Février est un mois à surprises : il marquera toujours
la fin de carrière de quelques gros saumons combattifs, de lourds brochets et
de belles truites.
Ces poissons superbes, dont la capture fait époque dans la
vie d’un pêcheur sportif, n’ont certes pas la vigueur qu’ils posséderont au
printemps, mais sont cependant des adversaires peu commodes.
Les poissons moyens sont encore trop engourdis par les eaux
glacées pour qu’on puisse en escompter des captures certaines ; seuls, les
gros spécimens de l’espèce, poussés par une boulimie toujours pressante et
exigeante, cherchent avidement leur nourriture et attaquent brutalement les
leurres qu’on leur présente.
Aussi faut-il mettre dans notre jeu tous les atouts que nous
permettent nos connaissances halieutiques et nos possibilités.
Il serait naturel de croire que, pour l’armement de nos
leurres à lancer, de forts grappins à 3 ou 4 branches sont indispensables
pour capturer nos gros carnassiers.
Sans vouloir négliger le bas de ligne en gut ou en soie
d’acier, suivant tel ou tel vorace recherché, j’estime que l’hameçon doit
mériter, de notre part, la plus grande attention ; j’ai longuement
insisté, d’ailleurs, sur ce sujet en envisageant les hameçons à mouches.
N’oublions pas qu’avant de lutter contre une belle pièce il
faut d’abord l’accrocher ... M. de La Palice n’aurait pas mieux
écrit.
Je ne conçois pas l’utilité, pour avoir un hameçon parfait,
de s’adresser à l’étranger. Nous avons, en France, des marques réputées avec
juste raison, pouvant soutenir la comparaison avec n’importe quelle autre
firme.
Que doit-on demander à un hameçon ? la solidité, la
finesse et l’acuité de sa pointe.

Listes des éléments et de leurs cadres
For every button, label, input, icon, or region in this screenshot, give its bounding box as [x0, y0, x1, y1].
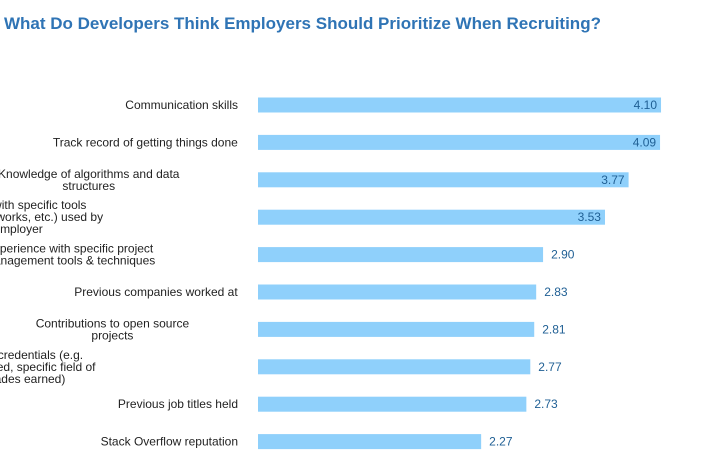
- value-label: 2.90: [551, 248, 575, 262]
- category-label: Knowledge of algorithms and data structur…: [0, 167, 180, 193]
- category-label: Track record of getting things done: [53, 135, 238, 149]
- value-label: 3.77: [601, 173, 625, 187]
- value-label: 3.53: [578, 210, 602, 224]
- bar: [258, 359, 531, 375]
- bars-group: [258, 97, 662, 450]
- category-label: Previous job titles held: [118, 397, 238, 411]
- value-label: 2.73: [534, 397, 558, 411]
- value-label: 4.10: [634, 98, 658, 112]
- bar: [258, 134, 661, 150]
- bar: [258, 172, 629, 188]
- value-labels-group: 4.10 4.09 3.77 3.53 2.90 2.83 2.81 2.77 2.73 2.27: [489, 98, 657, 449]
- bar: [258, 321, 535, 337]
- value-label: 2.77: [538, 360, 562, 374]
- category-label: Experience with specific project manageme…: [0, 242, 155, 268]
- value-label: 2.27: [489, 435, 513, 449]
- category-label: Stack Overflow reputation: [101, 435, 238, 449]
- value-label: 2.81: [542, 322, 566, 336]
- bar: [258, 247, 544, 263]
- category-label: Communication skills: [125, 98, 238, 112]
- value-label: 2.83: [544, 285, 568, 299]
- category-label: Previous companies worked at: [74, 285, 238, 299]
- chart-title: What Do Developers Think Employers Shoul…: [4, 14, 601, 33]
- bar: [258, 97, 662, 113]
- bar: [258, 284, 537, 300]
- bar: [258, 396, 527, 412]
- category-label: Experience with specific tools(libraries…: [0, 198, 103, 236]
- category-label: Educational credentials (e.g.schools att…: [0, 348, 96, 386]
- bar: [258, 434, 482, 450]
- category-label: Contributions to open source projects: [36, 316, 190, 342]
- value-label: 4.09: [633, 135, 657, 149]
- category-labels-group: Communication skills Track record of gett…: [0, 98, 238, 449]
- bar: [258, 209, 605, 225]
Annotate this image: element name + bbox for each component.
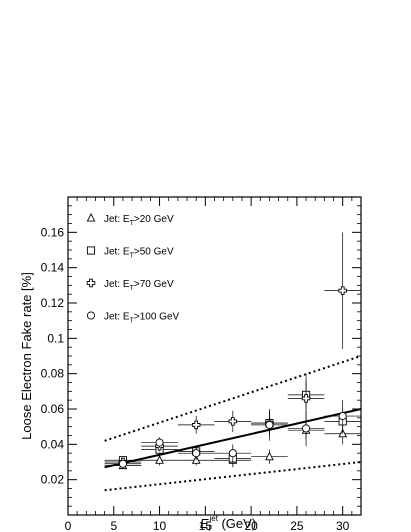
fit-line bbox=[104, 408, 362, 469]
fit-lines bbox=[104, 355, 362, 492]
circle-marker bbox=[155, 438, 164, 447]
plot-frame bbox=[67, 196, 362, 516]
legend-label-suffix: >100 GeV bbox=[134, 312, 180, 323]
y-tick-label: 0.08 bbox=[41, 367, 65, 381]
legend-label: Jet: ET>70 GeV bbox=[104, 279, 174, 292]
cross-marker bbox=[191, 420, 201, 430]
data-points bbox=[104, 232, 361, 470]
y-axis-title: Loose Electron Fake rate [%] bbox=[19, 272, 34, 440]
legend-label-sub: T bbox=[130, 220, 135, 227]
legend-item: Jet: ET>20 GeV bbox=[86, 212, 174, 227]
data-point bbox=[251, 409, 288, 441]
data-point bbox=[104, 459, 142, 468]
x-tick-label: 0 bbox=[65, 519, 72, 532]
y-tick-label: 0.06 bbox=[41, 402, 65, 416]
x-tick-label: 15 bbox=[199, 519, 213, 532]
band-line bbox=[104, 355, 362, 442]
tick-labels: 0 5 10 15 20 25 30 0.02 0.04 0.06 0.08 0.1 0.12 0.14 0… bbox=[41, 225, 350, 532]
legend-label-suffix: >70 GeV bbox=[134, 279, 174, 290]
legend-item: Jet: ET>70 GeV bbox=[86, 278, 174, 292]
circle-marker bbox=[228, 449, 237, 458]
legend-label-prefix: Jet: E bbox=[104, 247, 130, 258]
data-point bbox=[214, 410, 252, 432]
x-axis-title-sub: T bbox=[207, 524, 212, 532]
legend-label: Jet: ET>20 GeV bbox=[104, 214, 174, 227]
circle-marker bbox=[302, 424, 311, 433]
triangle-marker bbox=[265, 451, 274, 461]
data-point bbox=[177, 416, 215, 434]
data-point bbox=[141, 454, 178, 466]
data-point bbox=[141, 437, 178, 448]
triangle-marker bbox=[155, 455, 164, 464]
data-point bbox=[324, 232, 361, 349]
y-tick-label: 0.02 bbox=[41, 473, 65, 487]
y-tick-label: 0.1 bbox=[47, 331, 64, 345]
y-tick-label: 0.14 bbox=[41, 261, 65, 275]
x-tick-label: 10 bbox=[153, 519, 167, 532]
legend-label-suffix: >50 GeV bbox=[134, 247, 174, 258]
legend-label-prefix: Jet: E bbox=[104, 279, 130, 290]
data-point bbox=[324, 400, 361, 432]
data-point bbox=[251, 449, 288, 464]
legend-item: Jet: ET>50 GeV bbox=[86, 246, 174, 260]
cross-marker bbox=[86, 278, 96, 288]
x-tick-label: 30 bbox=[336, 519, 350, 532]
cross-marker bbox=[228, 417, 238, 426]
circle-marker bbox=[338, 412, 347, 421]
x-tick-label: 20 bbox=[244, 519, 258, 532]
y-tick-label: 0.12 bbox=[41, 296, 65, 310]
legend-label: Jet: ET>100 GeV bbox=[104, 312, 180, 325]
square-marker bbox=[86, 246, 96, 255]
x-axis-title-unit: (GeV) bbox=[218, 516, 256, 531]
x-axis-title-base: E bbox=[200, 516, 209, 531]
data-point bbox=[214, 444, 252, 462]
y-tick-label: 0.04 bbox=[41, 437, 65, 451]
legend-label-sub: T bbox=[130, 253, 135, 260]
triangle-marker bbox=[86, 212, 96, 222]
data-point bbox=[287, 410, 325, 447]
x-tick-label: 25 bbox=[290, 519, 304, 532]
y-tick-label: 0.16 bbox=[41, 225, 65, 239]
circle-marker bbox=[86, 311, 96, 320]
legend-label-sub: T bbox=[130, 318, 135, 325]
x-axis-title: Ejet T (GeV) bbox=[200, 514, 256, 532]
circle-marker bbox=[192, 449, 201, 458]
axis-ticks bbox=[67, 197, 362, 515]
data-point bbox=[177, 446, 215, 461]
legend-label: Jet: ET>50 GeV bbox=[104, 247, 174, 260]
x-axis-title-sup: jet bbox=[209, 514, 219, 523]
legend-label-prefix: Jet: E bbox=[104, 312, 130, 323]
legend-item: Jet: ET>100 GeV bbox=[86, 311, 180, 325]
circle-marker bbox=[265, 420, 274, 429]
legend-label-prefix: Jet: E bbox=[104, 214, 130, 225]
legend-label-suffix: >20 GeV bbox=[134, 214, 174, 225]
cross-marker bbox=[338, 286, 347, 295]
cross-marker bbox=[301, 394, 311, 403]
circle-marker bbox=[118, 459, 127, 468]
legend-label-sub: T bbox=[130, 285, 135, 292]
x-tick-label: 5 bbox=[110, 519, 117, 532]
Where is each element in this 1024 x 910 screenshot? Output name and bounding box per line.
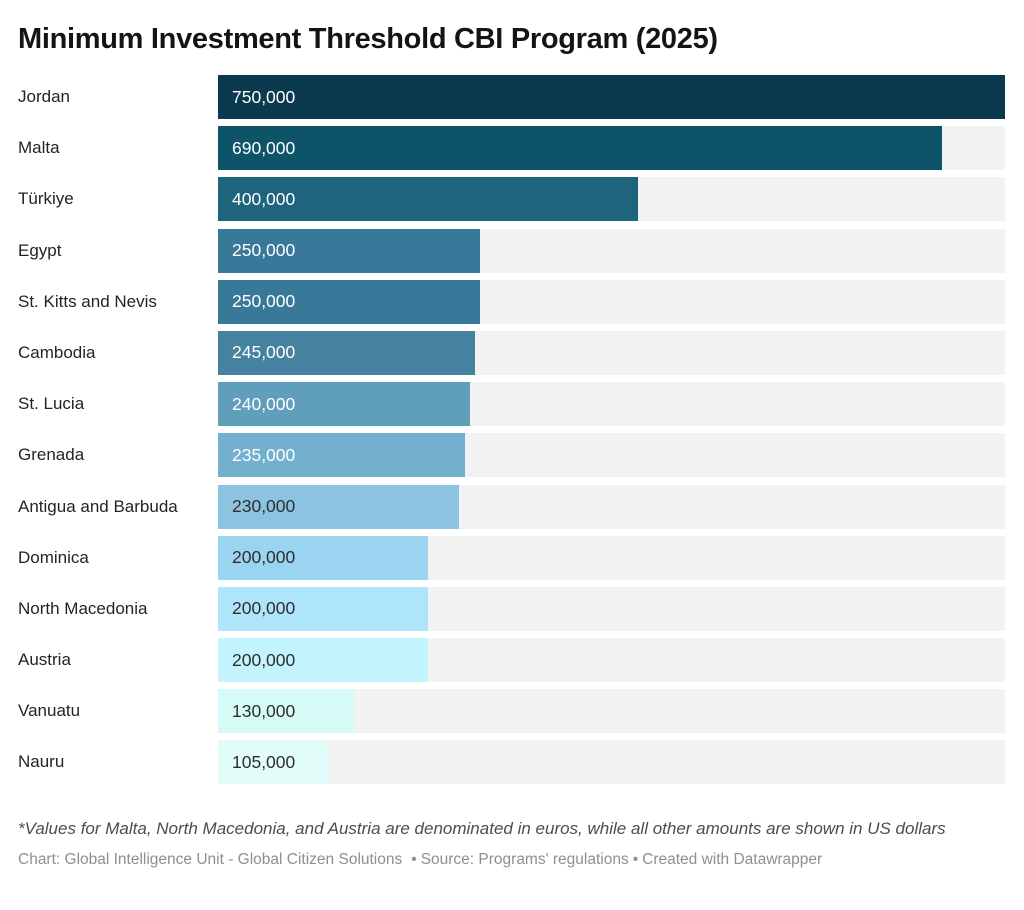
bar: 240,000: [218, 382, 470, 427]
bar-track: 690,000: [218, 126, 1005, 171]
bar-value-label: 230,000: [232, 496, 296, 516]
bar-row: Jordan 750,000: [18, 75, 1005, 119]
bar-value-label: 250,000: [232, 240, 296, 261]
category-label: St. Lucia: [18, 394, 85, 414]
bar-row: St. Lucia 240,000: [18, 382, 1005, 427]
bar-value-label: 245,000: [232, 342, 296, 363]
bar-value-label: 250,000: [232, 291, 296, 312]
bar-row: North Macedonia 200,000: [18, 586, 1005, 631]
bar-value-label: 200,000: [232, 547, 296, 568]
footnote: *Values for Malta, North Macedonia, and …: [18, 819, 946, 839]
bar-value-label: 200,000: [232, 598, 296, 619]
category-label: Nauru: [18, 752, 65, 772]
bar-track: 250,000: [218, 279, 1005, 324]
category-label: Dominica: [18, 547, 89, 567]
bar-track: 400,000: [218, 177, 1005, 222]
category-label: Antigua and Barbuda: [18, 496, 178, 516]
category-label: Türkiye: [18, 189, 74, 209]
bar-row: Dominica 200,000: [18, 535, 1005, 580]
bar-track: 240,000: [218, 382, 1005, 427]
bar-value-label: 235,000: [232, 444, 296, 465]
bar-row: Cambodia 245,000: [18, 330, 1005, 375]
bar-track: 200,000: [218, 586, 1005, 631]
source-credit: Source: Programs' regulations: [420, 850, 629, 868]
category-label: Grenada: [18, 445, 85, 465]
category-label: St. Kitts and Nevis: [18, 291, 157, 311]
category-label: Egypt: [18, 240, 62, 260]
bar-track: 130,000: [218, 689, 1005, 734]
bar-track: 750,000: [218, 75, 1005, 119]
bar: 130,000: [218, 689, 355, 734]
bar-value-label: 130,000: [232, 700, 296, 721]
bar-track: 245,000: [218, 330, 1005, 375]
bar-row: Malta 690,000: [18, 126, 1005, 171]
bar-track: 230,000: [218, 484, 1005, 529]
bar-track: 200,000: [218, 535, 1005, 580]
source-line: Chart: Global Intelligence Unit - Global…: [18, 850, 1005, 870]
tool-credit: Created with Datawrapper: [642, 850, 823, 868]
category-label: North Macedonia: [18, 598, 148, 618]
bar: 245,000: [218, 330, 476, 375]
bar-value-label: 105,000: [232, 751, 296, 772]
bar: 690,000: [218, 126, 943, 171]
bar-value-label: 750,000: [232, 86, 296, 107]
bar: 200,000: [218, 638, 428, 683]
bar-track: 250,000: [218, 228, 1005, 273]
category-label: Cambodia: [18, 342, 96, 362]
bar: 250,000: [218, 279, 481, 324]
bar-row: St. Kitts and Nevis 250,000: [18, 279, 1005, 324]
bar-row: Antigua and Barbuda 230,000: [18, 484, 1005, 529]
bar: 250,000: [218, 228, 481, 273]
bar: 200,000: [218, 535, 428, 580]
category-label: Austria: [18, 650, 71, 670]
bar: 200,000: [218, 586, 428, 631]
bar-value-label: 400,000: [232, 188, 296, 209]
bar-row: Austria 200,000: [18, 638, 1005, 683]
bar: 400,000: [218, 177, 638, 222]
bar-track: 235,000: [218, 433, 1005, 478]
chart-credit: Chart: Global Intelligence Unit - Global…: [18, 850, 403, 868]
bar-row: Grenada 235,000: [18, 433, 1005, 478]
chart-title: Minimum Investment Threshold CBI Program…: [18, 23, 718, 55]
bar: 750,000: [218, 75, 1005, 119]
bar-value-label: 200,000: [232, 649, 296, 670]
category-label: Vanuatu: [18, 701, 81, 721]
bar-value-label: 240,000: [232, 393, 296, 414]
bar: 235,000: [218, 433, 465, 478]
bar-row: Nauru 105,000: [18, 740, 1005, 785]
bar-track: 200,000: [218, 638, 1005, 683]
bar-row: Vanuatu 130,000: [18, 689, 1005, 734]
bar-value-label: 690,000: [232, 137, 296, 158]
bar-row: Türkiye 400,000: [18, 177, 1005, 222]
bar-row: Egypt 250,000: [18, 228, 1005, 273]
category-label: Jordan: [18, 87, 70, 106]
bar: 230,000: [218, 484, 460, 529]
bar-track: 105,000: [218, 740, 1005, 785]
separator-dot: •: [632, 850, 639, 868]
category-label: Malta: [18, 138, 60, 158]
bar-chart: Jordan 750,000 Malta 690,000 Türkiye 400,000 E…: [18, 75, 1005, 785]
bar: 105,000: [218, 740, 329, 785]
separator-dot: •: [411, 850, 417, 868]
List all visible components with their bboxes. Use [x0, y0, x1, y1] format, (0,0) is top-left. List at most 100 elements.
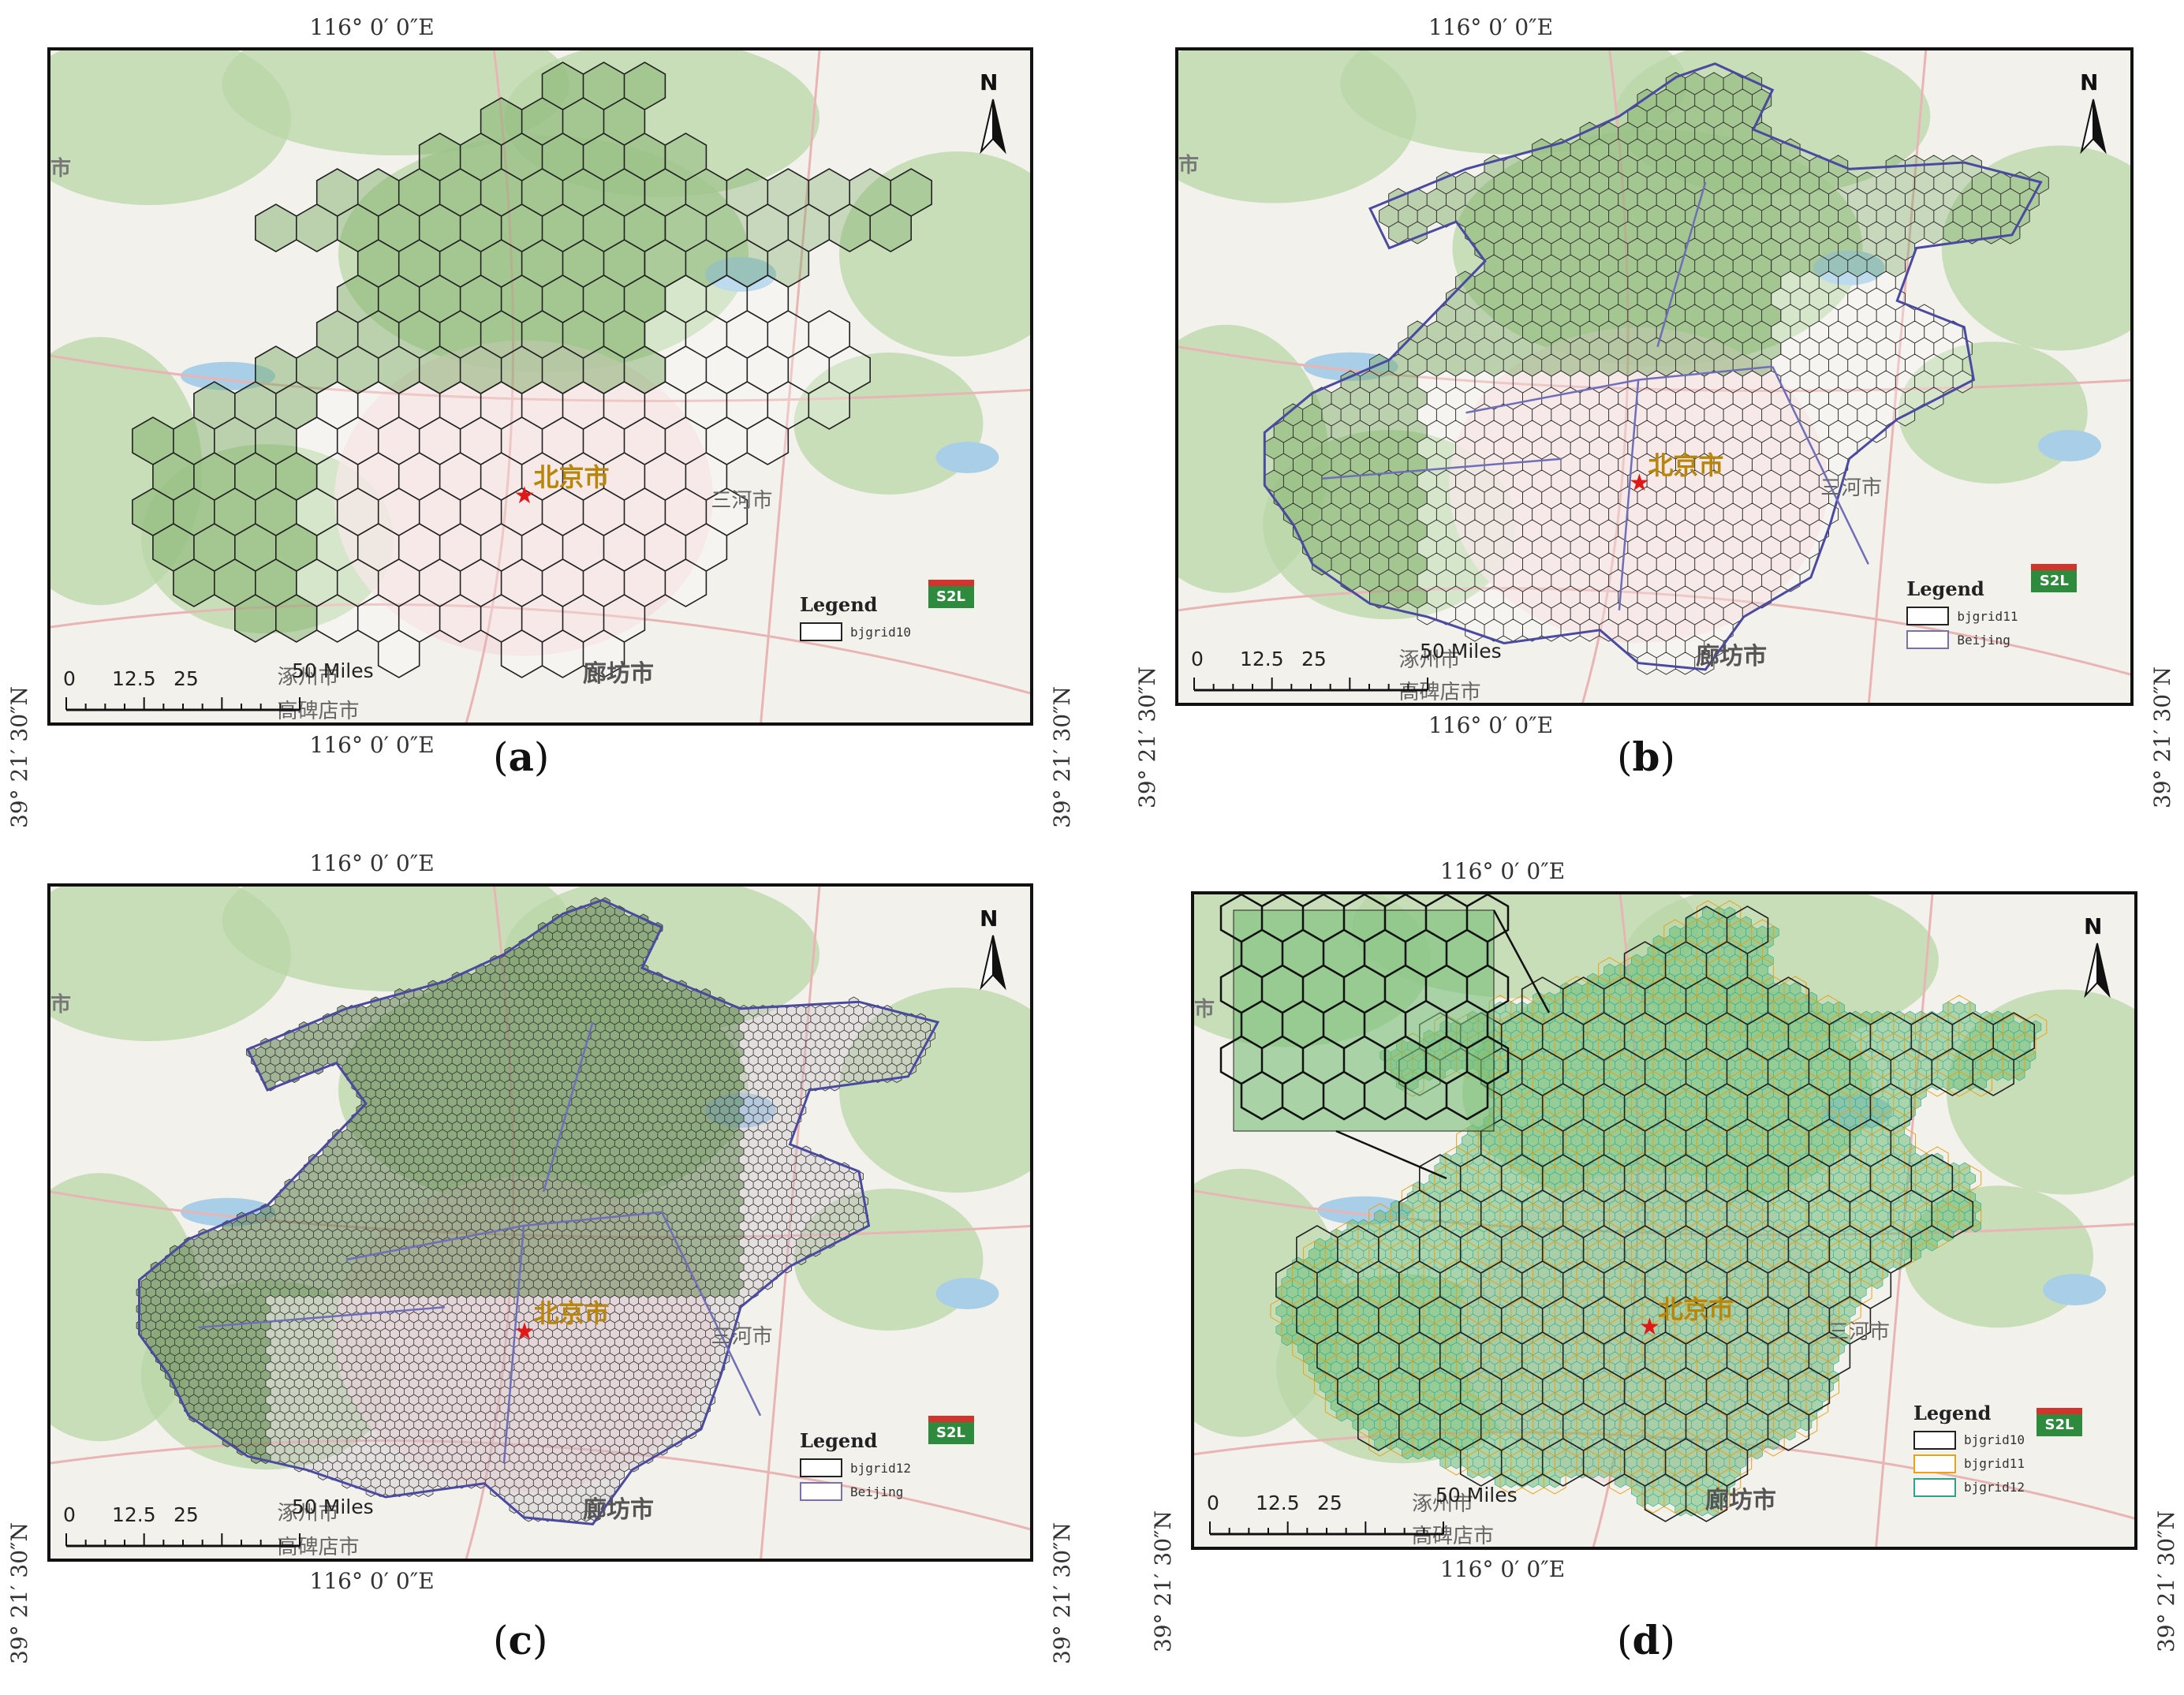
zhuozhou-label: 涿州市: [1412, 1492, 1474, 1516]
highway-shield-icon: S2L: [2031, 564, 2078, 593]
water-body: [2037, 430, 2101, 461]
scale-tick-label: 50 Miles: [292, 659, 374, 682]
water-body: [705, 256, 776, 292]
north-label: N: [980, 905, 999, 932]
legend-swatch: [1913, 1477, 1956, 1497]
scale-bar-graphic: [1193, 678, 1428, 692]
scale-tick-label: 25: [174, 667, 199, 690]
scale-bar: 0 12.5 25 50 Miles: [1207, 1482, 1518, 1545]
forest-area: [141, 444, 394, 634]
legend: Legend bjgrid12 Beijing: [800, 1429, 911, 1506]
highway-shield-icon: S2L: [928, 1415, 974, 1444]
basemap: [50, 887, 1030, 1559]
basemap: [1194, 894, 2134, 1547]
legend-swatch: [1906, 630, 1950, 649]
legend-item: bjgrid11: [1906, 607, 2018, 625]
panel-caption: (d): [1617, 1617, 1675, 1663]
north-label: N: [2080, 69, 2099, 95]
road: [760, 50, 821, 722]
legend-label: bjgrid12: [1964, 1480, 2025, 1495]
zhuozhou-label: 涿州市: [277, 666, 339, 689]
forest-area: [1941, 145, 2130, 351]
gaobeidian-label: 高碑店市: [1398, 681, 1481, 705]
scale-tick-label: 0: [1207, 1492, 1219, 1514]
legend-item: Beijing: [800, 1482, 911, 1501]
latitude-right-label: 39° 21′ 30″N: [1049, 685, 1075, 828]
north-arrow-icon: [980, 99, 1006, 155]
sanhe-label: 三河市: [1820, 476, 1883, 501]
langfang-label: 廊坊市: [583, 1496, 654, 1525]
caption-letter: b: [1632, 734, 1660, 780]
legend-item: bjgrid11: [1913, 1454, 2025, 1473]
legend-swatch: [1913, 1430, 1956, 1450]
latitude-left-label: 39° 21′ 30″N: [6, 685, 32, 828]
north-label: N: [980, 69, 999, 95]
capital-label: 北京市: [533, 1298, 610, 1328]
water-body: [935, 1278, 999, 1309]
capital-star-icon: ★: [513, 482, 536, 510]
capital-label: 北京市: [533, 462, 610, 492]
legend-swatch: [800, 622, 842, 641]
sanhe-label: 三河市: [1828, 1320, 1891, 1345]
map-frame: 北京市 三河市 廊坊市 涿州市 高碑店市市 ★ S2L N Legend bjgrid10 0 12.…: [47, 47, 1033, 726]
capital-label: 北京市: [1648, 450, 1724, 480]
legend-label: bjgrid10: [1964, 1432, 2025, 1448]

**CONSIGNES**.
• 1. Quelles qualités le texte sur la pêche en février dit-il qu'on doit demander à un hameçon ? Citez-les toutes.
• 2. Poursuivez le texte sur la pêche en février à partir de sa dernière phrase.

**RÉPONSES ATTENDUES**.
• 1. la solidité, la finesse, l'acuité de sa pointe

• 2.
Évitons l’emploi de ces énormes crochets qui pourraient
convenir à la pêche du thon ou du tarpon. Il n’en est nul besoin pour mater la
résistance des plus forts poissons de nos eaux douces.
L’hameçon doit être fin et solide, deux qualités
indispensables, dans la pratique du lancer léger surtout. Il doit s’harmoniser
avec le petit appât utilisé d’ordinaire dans ce genre de pêche.
Il en est de même dans la pêche au vif.
Et, maintenant, venons-en à serrer de plus près le titre de
notre causerie.
Je vais énoncer une vérité — j’insiste sur ce mot
— qui va être accueillie avec scepticisme par beaucoup de nouveaux
pêcheurs au lancer léger, mais j’ajouterai que je ne préconise une méthode, ou
une amélioration, à mes confrères qu’après m’être rendu compte de son
efficacité dans la pratique.
Je leur dirai : Ne condamnez pas, a priori, une
idée nouvelle, essayez de la réaliser pour votre propre compte, et vous jugerez
ainsi en connaissance de cause.
D’ailleurs, je ne suis pas le premier qui se soit rendu
compte de l’efficacité de cette amélioration : l’emploi de l’hameçon
simple, à la place d’un triple, dans l’armement de nos leurres à lancer.
Je ne me suis jamais aperçu que j’aie plus de ratés avec un
tel dispositif ; mais, par contre, les accrochages dans les herbes ou les
obstacles ont été très réduits.
Aussi est-ce avec insistance que je préconise l’emploi de
l’hameçon simple dans les cuillers plombées en tête pour le lancer léger.
Le plomb restant toujours dans la même position, il est
facile de placer le grand simple la pointe en l’air, où elle restera
constamment ; il suivra le plomb et sera ainsi protégé par lui, sans la
possibilité d’accrocher les herbes à droite ou à gauche.
Le ferrage d’un poisson sera aussi sûr qu’avec le triple,
une pointe rentrant plus aisément que trois, dont l’une ou l’autre, placée
obliquement, fait souvent basculer l’hameçon sous le coup de mâchoires du
vorace.
Si vous avez la précaution d’utiliser un grand simple
dont la courbure domine la base de la palette, vous ne raterez pas un poisson
qui aura engamé convenablement votre leurre.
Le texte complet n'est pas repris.